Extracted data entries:
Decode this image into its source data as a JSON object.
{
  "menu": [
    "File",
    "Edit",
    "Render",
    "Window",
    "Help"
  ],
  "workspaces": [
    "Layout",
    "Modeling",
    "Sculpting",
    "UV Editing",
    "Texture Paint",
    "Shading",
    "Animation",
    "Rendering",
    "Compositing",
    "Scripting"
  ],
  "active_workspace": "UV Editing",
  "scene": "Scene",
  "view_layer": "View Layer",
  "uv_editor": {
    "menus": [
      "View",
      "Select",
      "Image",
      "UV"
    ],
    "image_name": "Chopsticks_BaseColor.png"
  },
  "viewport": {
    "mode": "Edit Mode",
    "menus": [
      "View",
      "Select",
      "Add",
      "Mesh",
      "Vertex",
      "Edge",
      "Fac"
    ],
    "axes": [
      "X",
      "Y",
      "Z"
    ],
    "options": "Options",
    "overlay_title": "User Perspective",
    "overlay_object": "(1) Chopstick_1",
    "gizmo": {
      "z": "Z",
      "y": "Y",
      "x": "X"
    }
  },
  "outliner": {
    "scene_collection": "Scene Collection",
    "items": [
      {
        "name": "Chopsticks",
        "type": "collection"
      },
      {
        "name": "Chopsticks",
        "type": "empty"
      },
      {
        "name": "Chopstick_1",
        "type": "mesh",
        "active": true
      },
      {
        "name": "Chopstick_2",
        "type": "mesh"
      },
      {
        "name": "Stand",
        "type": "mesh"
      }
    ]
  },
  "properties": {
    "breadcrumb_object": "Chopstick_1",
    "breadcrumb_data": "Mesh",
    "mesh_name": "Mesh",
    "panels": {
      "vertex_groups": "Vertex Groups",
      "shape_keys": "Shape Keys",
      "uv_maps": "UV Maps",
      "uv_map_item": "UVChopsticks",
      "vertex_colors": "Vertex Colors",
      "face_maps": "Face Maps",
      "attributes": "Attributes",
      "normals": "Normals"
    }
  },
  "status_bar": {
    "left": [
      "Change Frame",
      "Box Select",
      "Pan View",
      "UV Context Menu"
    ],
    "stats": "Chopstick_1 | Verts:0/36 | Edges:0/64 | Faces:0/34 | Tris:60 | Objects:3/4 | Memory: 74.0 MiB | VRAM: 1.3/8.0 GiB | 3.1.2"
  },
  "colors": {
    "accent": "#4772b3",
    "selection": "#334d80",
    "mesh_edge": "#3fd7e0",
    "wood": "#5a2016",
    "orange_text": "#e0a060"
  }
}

WRITTEN TASK: Gather each line from the entries above that includes the word "Vertex".

RESULT FOR THIS EXERCISE:
      "Vertex",
      "vertex_groups": "Vertex Groups",
      "vertex_colors": "Vertex Colors",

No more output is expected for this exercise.